[Dataset rows about figures]
►
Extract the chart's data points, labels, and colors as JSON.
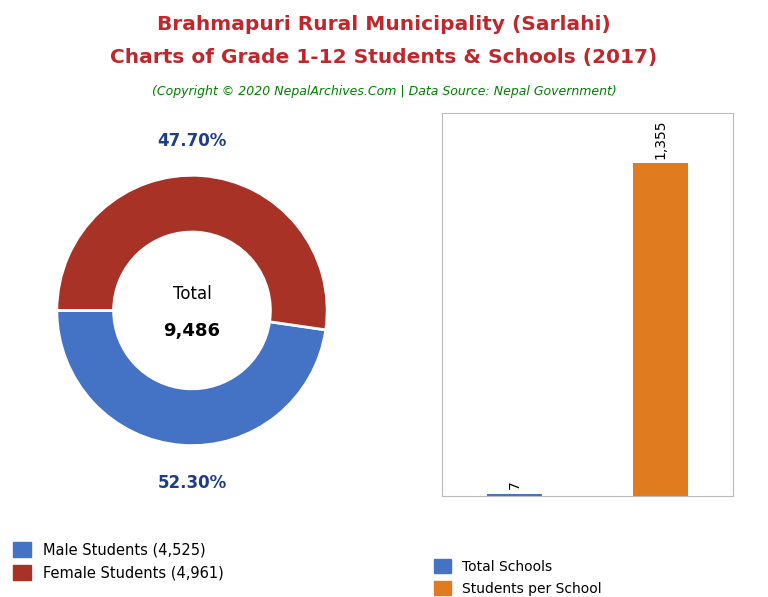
{
  "title_line1": "Brahmapuri Rural Municipality (Sarlahi)",
  "title_line2": "Charts of Grade 1-12 Students & Schools (2017)",
  "copyright": "(Copyright © 2020 NepalArchives.Com | Data Source: Nepal Government)",
  "title_color": "#C0272D",
  "copyright_color": "#008000",
  "male_students": 4525,
  "female_students": 4961,
  "total_students": 9486,
  "male_pct": "47.70%",
  "female_pct": "52.30%",
  "pct_label_color": "#1F3C88",
  "male_color": "#4472C4",
  "female_color": "#A93226",
  "total_schools": 7,
  "students_per_school": 1355,
  "bar_school_color": "#4472C4",
  "bar_sps_color": "#E07B20",
  "legend_school": "Total Schools",
  "legend_sps": "Students per School",
  "legend_male": "Male Students (4,525)",
  "legend_female": "Female Students (4,961)",
  "bg_color": "#FFFFFF"
}
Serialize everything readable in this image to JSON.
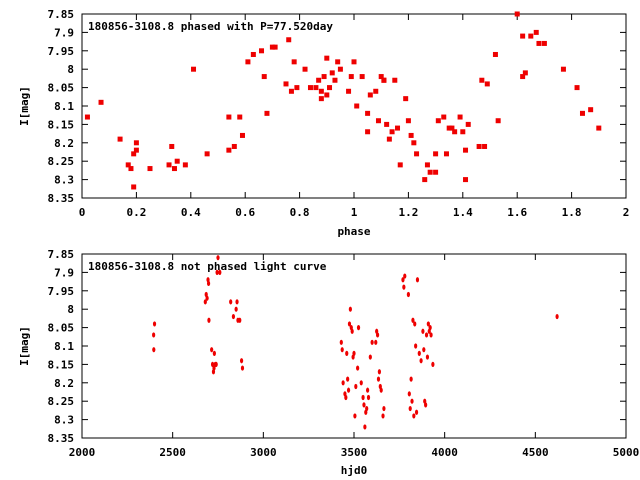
{
  "chart_data": [
    {
      "type": "scatter",
      "title": "180856-3108.8 phased with P=77.520day",
      "xlabel": "phase",
      "ylabel": "I[mag]",
      "xlim": [
        0,
        2
      ],
      "ylim": [
        8.35,
        7.85
      ],
      "y_inverted": true,
      "x_ticks": [
        "0",
        "0.2",
        "0.4",
        "0.6",
        "0.8",
        "1",
        "1.2",
        "1.4",
        "1.6",
        "1.8",
        "2"
      ],
      "y_ticks": [
        "7.85",
        "7.9",
        "7.95",
        "8",
        "8.05",
        "8.1",
        "8.15",
        "8.2",
        "8.25",
        "8.3",
        "8.35"
      ],
      "grid": false,
      "color": "#ee0000",
      "series": [
        {
          "points": [
            [
              0.02,
              8.13
            ],
            [
              0.07,
              8.09
            ],
            [
              0.14,
              8.19
            ],
            [
              0.17,
              8.26
            ],
            [
              0.18,
              8.27
            ],
            [
              0.19,
              8.23
            ],
            [
              0.19,
              8.32
            ],
            [
              0.2,
              8.22
            ],
            [
              0.2,
              8.2
            ],
            [
              0.25,
              8.27
            ],
            [
              0.32,
              8.26
            ],
            [
              0.33,
              8.21
            ],
            [
              0.34,
              8.27
            ],
            [
              0.35,
              8.25
            ],
            [
              0.38,
              8.26
            ],
            [
              0.41,
              8.0
            ],
            [
              0.46,
              8.23
            ],
            [
              0.54,
              8.13
            ],
            [
              0.54,
              8.22
            ],
            [
              0.56,
              8.21
            ],
            [
              0.58,
              8.13
            ],
            [
              0.59,
              8.18
            ],
            [
              0.61,
              7.98
            ],
            [
              0.63,
              7.96
            ],
            [
              0.66,
              7.95
            ],
            [
              0.67,
              8.02
            ],
            [
              0.68,
              8.12
            ],
            [
              0.7,
              7.94
            ],
            [
              0.71,
              7.94
            ],
            [
              0.75,
              8.04
            ],
            [
              0.76,
              7.92
            ],
            [
              0.77,
              8.06
            ],
            [
              0.78,
              7.98
            ],
            [
              0.79,
              8.05
            ],
            [
              0.82,
              8.0
            ],
            [
              0.84,
              8.05
            ],
            [
              0.86,
              8.05
            ],
            [
              0.87,
              8.03
            ],
            [
              0.88,
              8.06
            ],
            [
              0.88,
              8.08
            ],
            [
              0.89,
              8.02
            ],
            [
              0.9,
              7.97
            ],
            [
              0.9,
              8.07
            ],
            [
              0.91,
              8.05
            ],
            [
              0.92,
              8.01
            ],
            [
              0.93,
              8.03
            ],
            [
              0.94,
              7.98
            ],
            [
              0.95,
              8.0
            ],
            [
              0.98,
              8.06
            ],
            [
              0.99,
              8.02
            ],
            [
              1.0,
              7.98
            ],
            [
              1.01,
              8.1
            ],
            [
              1.03,
              8.02
            ],
            [
              1.05,
              8.12
            ],
            [
              1.05,
              8.17
            ],
            [
              1.06,
              8.07
            ],
            [
              1.08,
              8.06
            ],
            [
              1.09,
              8.14
            ],
            [
              1.1,
              8.02
            ],
            [
              1.11,
              8.03
            ],
            [
              1.11,
              8.03
            ],
            [
              1.12,
              8.15
            ],
            [
              1.13,
              8.19
            ],
            [
              1.14,
              8.17
            ],
            [
              1.15,
              8.03
            ],
            [
              1.16,
              8.16
            ],
            [
              1.17,
              8.26
            ],
            [
              1.19,
              8.08
            ],
            [
              1.2,
              8.14
            ],
            [
              1.21,
              8.18
            ],
            [
              1.22,
              8.2
            ],
            [
              1.23,
              8.23
            ],
            [
              1.26,
              8.3
            ],
            [
              1.27,
              8.26
            ],
            [
              1.28,
              8.28
            ],
            [
              1.3,
              8.28
            ],
            [
              1.3,
              8.23
            ],
            [
              1.31,
              8.14
            ],
            [
              1.33,
              8.13
            ],
            [
              1.34,
              8.23
            ],
            [
              1.35,
              8.16
            ],
            [
              1.36,
              8.16
            ],
            [
              1.37,
              8.17
            ],
            [
              1.39,
              8.13
            ],
            [
              1.4,
              8.17
            ],
            [
              1.41,
              8.22
            ],
            [
              1.41,
              8.3
            ],
            [
              1.42,
              8.15
            ],
            [
              1.46,
              8.21
            ],
            [
              1.47,
              8.03
            ],
            [
              1.48,
              8.21
            ],
            [
              1.49,
              8.04
            ],
            [
              1.52,
              7.96
            ],
            [
              1.53,
              8.14
            ],
            [
              1.6,
              7.85
            ],
            [
              1.62,
              8.02
            ],
            [
              1.62,
              7.91
            ],
            [
              1.63,
              8.01
            ],
            [
              1.65,
              7.91
            ],
            [
              1.67,
              7.9
            ],
            [
              1.68,
              7.93
            ],
            [
              1.7,
              7.93
            ],
            [
              1.77,
              8.0
            ],
            [
              1.82,
              8.05
            ],
            [
              1.84,
              8.12
            ],
            [
              1.87,
              8.11
            ],
            [
              1.9,
              8.16
            ]
          ]
        }
      ]
    },
    {
      "type": "scatter",
      "title": "180856-3108.8 not phased light curve",
      "xlabel": "hjd0",
      "ylabel": "I[mag]",
      "xlim": [
        2000,
        5000
      ],
      "ylim": [
        8.35,
        7.85
      ],
      "y_inverted": true,
      "x_ticks": [
        "2000",
        "2500",
        "3000",
        "3500",
        "4000",
        "4500",
        "5000"
      ],
      "y_ticks": [
        "7.85",
        "7.9",
        "7.95",
        "8",
        "8.05",
        "8.1",
        "8.15",
        "8.2",
        "8.25",
        "8.3",
        "8.35"
      ],
      "grid": false,
      "color": "#ee0000",
      "series": [
        {
          "points": [
            [
              2395,
              8.07
            ],
            [
              2396,
              8.11
            ],
            [
              2400,
              8.04
            ],
            [
              2680,
              7.98
            ],
            [
              2685,
              7.96
            ],
            [
              2690,
              7.97
            ],
            [
              2695,
              7.92
            ],
            [
              2698,
              7.93
            ],
            [
              2700,
              8.03
            ],
            [
              2715,
              8.11
            ],
            [
              2720,
              8.15
            ],
            [
              2725,
              8.17
            ],
            [
              2728,
              8.16
            ],
            [
              2730,
              8.12
            ],
            [
              2735,
              8.15
            ],
            [
              2740,
              8.15
            ],
            [
              2745,
              7.9
            ],
            [
              2750,
              7.86
            ],
            [
              2760,
              7.9
            ],
            [
              2820,
              7.98
            ],
            [
              2835,
              8.02
            ],
            [
              2850,
              8.0
            ],
            [
              2855,
              7.98
            ],
            [
              2860,
              8.03
            ],
            [
              2870,
              8.03
            ],
            [
              2880,
              8.14
            ],
            [
              2885,
              8.16
            ],
            [
              3430,
              8.09
            ],
            [
              3435,
              8.11
            ],
            [
              3440,
              8.2
            ],
            [
              3450,
              8.23
            ],
            [
              3455,
              8.24
            ],
            [
              3460,
              8.12
            ],
            [
              3465,
              8.19
            ],
            [
              3470,
              8.22
            ],
            [
              3475,
              8.04
            ],
            [
              3480,
              8.0
            ],
            [
              3485,
              8.05
            ],
            [
              3490,
              8.06
            ],
            [
              3495,
              8.13
            ],
            [
              3500,
              8.12
            ],
            [
              3505,
              8.29
            ],
            [
              3510,
              8.21
            ],
            [
              3520,
              8.16
            ],
            [
              3525,
              8.05
            ],
            [
              3540,
              8.2
            ],
            [
              3550,
              8.24
            ],
            [
              3555,
              8.26
            ],
            [
              3560,
              8.32
            ],
            [
              3565,
              8.28
            ],
            [
              3570,
              8.27
            ],
            [
              3575,
              8.22
            ],
            [
              3580,
              8.24
            ],
            [
              3590,
              8.13
            ],
            [
              3600,
              8.09
            ],
            [
              3620,
              8.09
            ],
            [
              3625,
              8.06
            ],
            [
              3630,
              8.07
            ],
            [
              3635,
              8.19
            ],
            [
              3640,
              8.17
            ],
            [
              3645,
              8.21
            ],
            [
              3650,
              8.22
            ],
            [
              3660,
              8.29
            ],
            [
              3665,
              8.27
            ],
            [
              3770,
              7.92
            ],
            [
              3775,
              7.94
            ],
            [
              3780,
              7.91
            ],
            [
              3800,
              7.96
            ],
            [
              3805,
              8.23
            ],
            [
              3810,
              8.27
            ],
            [
              3815,
              8.19
            ],
            [
              3820,
              8.25
            ],
            [
              3825,
              8.03
            ],
            [
              3830,
              8.29
            ],
            [
              3835,
              8.04
            ],
            [
              3840,
              8.1
            ],
            [
              3845,
              8.28
            ],
            [
              3850,
              7.92
            ],
            [
              3860,
              8.12
            ],
            [
              3870,
              8.14
            ],
            [
              3880,
              8.06
            ],
            [
              3885,
              8.11
            ],
            [
              3890,
              8.25
            ],
            [
              3895,
              8.26
            ],
            [
              3900,
              8.07
            ],
            [
              3905,
              8.13
            ],
            [
              3910,
              8.04
            ],
            [
              3915,
              8.06
            ],
            [
              3920,
              8.05
            ],
            [
              3925,
              8.07
            ],
            [
              3935,
              8.15
            ],
            [
              4620,
              8.02
            ]
          ]
        }
      ]
    }
  ]
}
◄
**WHAT YOU WILL DO**
Return only the number of lines in the data above that include the word "JSON".

**SOLUTION TO THIS EXERCISE**
2